Region and label listings
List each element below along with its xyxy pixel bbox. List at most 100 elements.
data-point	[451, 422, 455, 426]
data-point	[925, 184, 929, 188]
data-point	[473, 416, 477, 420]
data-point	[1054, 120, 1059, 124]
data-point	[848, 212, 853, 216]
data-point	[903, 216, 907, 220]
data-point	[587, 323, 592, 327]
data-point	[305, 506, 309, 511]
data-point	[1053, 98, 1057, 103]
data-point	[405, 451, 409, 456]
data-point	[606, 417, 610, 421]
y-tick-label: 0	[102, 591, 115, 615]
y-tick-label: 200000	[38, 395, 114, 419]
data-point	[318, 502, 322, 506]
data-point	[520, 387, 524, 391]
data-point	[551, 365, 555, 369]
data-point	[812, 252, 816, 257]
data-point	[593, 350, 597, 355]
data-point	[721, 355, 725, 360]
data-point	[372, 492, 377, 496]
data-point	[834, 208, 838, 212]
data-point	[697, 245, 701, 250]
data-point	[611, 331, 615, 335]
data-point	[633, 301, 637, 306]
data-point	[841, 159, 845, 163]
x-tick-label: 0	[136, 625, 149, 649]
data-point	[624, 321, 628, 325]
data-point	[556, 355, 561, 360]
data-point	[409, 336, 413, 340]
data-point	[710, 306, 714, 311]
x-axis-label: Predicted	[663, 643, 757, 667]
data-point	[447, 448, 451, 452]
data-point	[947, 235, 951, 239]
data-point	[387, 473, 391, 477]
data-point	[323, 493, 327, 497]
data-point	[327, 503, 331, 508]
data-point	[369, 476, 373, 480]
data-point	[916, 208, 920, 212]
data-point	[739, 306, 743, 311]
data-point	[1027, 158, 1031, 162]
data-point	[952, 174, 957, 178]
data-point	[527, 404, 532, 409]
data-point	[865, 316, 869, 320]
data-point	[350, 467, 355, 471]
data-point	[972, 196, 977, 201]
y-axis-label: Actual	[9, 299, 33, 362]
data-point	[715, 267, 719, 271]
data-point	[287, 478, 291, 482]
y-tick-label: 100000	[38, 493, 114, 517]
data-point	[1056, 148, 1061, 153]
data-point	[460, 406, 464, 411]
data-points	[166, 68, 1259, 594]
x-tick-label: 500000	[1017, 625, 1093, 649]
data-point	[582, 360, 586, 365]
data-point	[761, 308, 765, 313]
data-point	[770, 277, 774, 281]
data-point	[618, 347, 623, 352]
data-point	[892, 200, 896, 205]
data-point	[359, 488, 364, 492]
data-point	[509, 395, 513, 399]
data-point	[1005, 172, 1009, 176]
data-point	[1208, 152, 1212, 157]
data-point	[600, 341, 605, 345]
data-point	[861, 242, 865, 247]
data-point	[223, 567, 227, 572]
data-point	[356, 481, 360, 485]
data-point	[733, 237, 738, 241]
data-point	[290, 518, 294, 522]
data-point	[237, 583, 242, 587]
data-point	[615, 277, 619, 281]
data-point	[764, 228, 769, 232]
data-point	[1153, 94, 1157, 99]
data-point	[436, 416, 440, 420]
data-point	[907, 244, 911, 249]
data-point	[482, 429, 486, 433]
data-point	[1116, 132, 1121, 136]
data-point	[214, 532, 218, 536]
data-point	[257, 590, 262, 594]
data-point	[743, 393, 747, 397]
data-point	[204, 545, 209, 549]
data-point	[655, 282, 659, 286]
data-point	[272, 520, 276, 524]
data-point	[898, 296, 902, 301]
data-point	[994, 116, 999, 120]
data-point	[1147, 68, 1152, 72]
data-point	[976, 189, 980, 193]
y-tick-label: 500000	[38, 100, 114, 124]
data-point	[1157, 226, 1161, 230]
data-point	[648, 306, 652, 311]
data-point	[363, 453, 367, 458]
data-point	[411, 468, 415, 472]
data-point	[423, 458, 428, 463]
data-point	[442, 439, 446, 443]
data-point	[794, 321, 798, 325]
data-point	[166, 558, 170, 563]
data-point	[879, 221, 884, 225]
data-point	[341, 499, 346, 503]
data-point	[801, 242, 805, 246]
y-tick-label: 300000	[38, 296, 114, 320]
---
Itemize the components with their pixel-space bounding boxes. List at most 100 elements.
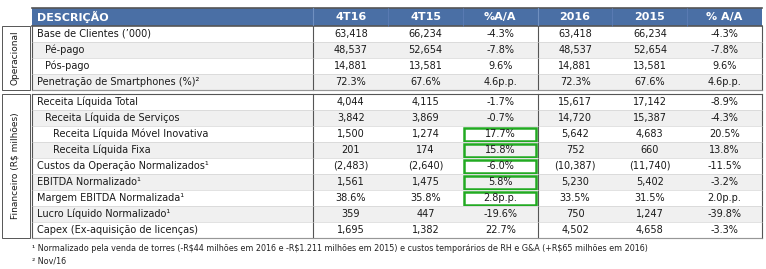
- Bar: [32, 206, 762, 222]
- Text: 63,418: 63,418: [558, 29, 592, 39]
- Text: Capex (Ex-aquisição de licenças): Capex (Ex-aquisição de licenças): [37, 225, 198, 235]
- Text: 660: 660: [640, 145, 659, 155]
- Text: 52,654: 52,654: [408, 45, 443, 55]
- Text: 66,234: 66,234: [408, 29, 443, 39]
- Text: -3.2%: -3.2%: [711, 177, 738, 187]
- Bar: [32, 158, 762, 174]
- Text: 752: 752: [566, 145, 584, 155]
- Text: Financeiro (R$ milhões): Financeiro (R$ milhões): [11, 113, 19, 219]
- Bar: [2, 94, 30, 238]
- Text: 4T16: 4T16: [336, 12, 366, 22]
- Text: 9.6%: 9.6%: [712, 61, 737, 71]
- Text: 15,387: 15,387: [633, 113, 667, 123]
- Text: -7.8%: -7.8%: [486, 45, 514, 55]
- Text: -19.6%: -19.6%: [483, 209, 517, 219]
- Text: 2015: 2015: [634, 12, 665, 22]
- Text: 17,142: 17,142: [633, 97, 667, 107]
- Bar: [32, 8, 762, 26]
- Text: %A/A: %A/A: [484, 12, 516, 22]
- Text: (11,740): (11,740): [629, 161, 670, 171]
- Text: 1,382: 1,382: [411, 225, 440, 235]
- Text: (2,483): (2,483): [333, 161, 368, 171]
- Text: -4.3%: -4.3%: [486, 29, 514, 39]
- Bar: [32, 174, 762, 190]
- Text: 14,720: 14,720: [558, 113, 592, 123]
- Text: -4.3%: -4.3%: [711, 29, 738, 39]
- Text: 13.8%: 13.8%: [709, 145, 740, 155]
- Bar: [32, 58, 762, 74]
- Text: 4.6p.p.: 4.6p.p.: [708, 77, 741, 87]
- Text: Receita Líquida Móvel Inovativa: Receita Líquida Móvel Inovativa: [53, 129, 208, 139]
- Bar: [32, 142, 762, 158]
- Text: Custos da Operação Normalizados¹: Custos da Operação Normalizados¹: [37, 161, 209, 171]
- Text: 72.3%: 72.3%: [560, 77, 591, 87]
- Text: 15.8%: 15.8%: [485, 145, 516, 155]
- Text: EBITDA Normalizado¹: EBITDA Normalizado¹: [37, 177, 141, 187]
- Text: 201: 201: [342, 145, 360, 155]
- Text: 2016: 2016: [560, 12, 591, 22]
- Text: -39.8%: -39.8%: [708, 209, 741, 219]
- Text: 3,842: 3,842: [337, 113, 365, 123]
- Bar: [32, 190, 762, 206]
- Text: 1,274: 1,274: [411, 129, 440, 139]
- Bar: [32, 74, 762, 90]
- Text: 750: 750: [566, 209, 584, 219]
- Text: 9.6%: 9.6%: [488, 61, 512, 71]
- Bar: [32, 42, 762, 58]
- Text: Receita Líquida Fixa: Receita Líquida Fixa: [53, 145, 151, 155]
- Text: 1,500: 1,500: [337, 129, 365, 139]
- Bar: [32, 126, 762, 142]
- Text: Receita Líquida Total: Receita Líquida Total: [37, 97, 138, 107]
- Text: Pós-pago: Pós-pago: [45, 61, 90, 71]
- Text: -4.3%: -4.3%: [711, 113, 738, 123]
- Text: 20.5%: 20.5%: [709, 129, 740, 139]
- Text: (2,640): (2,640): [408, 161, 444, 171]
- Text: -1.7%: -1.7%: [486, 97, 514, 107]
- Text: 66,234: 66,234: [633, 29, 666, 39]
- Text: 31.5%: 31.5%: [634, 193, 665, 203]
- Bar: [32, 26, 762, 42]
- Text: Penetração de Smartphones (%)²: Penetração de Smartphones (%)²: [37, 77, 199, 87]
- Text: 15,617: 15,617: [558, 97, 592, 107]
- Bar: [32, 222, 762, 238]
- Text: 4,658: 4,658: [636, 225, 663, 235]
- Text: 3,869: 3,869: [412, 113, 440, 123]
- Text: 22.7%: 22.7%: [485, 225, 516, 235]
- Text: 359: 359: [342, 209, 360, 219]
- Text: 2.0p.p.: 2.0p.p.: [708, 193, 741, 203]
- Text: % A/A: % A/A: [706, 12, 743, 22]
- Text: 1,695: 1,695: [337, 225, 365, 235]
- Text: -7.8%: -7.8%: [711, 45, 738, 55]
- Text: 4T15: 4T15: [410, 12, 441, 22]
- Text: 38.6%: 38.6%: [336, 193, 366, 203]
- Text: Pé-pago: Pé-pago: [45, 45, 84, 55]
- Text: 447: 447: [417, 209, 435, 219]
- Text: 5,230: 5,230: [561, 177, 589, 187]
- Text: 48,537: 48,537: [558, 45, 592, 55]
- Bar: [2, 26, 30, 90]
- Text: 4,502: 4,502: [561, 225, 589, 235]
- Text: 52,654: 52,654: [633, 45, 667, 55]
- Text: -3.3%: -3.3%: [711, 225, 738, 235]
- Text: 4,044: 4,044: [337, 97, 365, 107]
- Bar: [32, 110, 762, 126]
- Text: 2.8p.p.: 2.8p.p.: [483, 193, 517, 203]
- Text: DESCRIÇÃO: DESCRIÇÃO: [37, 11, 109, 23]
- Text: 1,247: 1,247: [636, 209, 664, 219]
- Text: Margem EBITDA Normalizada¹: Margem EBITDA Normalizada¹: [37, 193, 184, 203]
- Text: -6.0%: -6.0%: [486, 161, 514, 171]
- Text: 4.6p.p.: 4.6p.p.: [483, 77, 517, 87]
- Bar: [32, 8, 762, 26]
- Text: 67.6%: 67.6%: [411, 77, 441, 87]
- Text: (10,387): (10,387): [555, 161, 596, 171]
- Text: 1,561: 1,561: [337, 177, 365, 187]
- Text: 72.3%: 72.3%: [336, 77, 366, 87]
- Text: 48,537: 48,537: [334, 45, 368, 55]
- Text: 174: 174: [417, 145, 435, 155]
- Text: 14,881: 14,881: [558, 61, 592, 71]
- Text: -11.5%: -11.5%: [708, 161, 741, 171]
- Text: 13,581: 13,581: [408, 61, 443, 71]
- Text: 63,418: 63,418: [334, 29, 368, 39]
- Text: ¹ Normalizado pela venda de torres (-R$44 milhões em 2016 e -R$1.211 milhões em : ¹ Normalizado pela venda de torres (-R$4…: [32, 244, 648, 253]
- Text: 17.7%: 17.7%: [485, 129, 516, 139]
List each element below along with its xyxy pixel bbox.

WHAT IS EXPECTED:
Put the lines of the material from the line with "- Bar: [32, 206, 762, 222]" to the line with "- Text: -7.8%: -7.8%: [486, 45, 514, 55]" into a Markdown table with the columns Row and Line, where Row is a running row number. Both end lines are included, and blank lines are left out.

CORRECT OUTPUT:
| Row | Line |
|---|---|
| 1 | - Bar: [32, 206, 762, 222] |
| 2 | - Text: 63,418: 63,418: [558, 29, 592, 39] |
| 3 | - Text: Capex (Ex-aquisição de licenças): Capex (Ex-aquisição de licenças): [37, 225, 198, 235] |
| 4 | - Text: 660: 660: [640, 145, 659, 155] |
| 5 | - Text: 52,654: 52,654: [408, 45, 443, 55] |
| 6 | - Text: 66,234: 66,234: [408, 29, 443, 39] |
| 7 | - Text: -3.2%: -3.2%: [711, 177, 738, 187] |
| 8 | - Bar: [32, 158, 762, 174] |
| 9 | - Text: 752: 752: [566, 145, 584, 155] |
| 10 | - Text: Financeiro (R$ milhões): Financeiro (R$ milhões): [11, 113, 19, 219] |
| 11 | - Bar: [2, 94, 30, 238] |
| 12 | - Text: 4T16: 4T16: [336, 12, 366, 22] |
| 13 | - Text: 9.6%: 9.6%: [712, 61, 737, 71] |
| 14 | - Text: 15,387: 15,387: [633, 113, 667, 123] |
| 15 | - Text: -7.8%: -7.8%: [486, 45, 514, 55] |